● WRITTEN PROBLEM
Find each line with the word "execute" and copy it.

● ● ● ● ●

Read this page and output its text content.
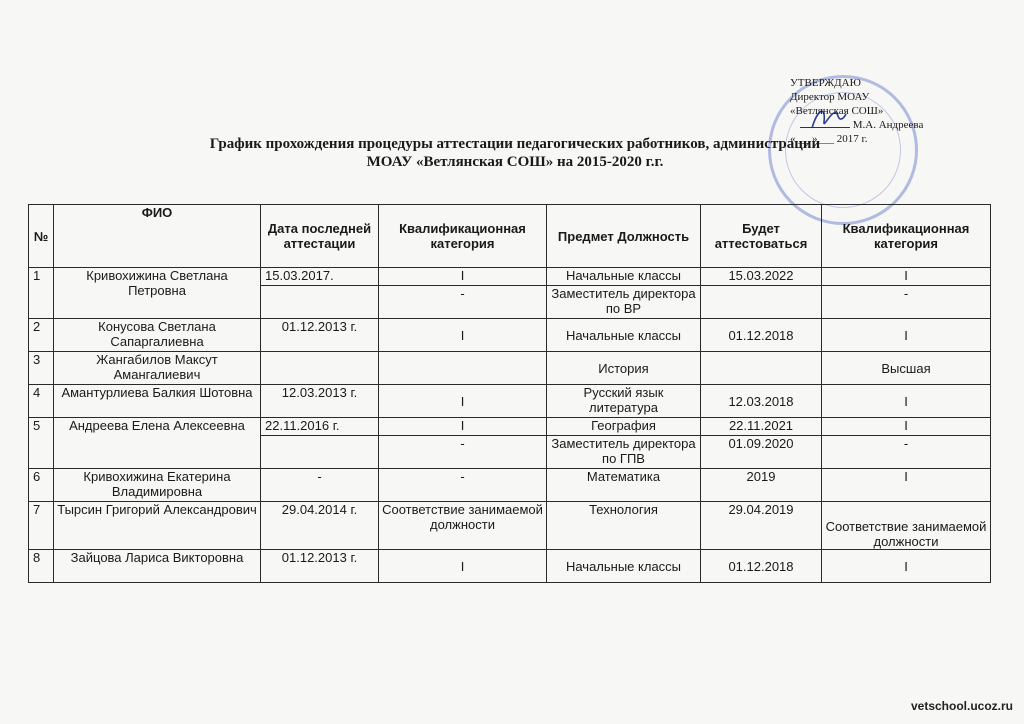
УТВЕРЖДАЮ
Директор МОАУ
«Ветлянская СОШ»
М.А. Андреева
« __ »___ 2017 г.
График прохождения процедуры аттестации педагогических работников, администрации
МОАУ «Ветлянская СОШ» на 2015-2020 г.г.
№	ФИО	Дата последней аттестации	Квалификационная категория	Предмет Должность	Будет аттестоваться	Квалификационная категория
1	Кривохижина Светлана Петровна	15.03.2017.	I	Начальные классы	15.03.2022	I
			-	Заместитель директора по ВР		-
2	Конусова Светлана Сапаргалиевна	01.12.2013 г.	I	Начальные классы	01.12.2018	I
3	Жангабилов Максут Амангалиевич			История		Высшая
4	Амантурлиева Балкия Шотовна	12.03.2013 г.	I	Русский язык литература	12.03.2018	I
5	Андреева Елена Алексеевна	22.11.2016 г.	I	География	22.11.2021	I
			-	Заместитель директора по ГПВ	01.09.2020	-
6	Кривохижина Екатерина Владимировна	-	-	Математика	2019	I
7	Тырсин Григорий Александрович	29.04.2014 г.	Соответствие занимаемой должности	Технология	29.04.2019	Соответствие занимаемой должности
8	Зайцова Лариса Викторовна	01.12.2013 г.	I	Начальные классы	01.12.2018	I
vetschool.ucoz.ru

● ● ● ● ●

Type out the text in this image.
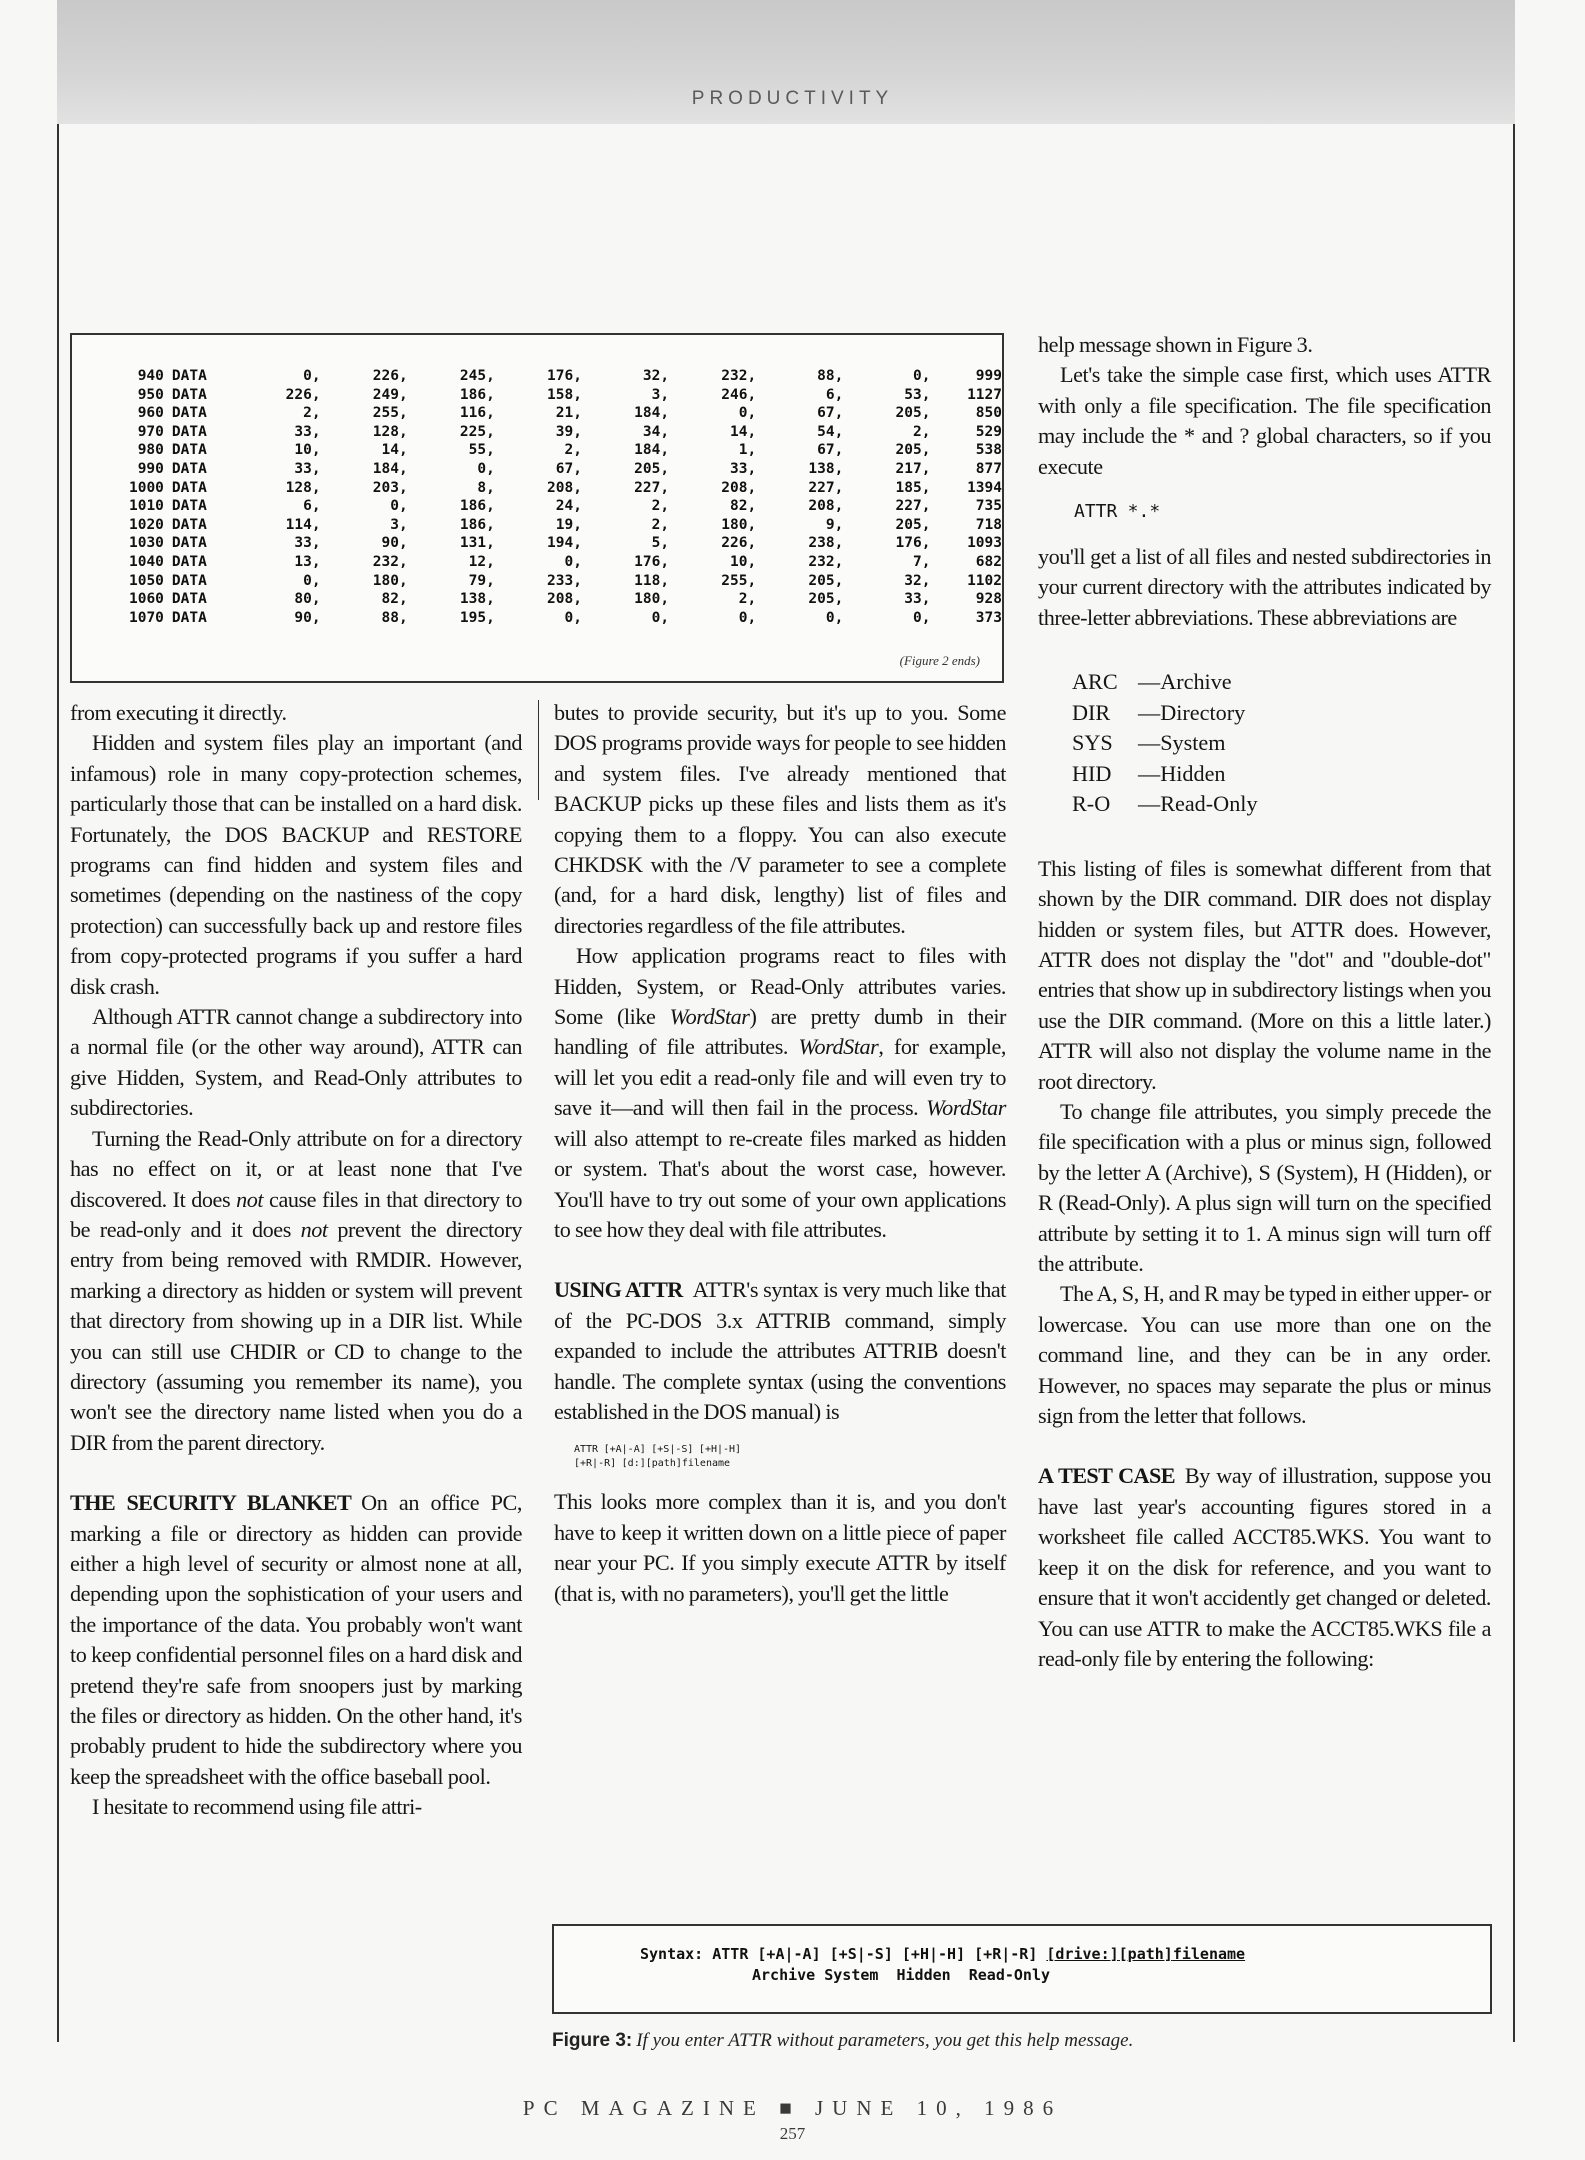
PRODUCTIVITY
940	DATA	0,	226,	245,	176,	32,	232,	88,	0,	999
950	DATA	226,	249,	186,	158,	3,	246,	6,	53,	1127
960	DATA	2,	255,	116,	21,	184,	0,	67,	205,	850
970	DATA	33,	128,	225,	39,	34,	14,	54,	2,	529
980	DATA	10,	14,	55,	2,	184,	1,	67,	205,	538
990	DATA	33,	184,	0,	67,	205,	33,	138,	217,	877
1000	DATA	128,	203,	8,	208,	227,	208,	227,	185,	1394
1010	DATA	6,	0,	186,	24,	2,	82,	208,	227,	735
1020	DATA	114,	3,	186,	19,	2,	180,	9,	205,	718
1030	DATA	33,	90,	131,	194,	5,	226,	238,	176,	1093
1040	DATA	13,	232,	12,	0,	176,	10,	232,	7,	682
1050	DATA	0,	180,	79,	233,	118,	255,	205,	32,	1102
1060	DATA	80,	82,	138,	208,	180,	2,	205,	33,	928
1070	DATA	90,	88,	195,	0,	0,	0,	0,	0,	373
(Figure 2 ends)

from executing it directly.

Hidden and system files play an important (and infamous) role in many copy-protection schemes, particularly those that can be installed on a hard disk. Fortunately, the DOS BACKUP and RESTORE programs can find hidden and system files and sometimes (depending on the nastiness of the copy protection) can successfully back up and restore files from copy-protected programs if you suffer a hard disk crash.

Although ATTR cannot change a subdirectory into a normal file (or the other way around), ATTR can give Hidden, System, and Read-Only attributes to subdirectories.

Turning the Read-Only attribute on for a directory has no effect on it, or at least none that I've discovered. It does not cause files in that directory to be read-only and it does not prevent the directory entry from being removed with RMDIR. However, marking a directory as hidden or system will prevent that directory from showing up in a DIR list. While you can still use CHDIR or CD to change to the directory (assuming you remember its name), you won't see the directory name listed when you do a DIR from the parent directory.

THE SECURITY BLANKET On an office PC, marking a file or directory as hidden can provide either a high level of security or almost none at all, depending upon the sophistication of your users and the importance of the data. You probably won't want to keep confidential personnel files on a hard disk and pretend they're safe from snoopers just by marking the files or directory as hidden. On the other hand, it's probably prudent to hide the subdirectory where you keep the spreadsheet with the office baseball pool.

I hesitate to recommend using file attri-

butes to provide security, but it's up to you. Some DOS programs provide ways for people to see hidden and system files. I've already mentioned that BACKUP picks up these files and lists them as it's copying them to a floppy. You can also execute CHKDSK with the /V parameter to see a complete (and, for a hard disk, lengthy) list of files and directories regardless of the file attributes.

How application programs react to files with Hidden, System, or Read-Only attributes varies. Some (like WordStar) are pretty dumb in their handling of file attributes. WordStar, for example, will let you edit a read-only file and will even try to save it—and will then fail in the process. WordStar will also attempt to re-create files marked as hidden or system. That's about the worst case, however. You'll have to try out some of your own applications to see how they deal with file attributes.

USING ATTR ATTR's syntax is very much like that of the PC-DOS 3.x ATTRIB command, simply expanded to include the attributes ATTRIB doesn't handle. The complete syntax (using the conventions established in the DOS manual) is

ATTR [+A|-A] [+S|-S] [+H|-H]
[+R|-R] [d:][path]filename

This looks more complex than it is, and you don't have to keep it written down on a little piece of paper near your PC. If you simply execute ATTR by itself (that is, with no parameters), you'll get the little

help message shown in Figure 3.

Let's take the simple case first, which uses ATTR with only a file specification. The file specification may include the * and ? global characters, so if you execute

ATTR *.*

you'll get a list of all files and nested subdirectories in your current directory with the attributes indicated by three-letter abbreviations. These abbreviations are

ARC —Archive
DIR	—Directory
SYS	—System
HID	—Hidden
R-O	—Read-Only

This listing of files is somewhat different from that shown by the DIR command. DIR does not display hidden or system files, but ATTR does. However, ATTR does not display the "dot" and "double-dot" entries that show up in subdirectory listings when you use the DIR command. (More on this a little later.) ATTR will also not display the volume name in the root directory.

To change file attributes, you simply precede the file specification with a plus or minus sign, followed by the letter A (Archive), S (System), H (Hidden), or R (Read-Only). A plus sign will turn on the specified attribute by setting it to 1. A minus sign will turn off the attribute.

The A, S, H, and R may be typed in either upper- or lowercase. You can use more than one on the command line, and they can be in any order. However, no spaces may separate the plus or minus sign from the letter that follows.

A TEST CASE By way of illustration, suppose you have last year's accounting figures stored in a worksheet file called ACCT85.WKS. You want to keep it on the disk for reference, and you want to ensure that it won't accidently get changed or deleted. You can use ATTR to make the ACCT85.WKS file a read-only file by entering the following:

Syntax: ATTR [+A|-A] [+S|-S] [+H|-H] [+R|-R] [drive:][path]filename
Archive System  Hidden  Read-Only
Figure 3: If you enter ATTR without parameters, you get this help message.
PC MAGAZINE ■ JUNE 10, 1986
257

● ● ● ● ●

● THE RESPONSE
butes to provide security, but it's up to you. Some DOS programs provide ways for people to see hidden and system files. I've already mentioned that BACKUP picks up these files and lists them as it's copying them to a floppy. You can also execute CHKDSK with the /V parameter to see a complete (and, for a hard disk, lengthy) list of files and directories regardless of the file attributes.
This looks more complex than it is, and you don't have to keep it written down on a little piece of paper near your PC. If you simply execute ATTR by itself (that is, with no parameters), you'll get the little
Let's take the simple case first, which uses ATTR with only a file specification. The file specification may include the * and ? global characters, so if you execute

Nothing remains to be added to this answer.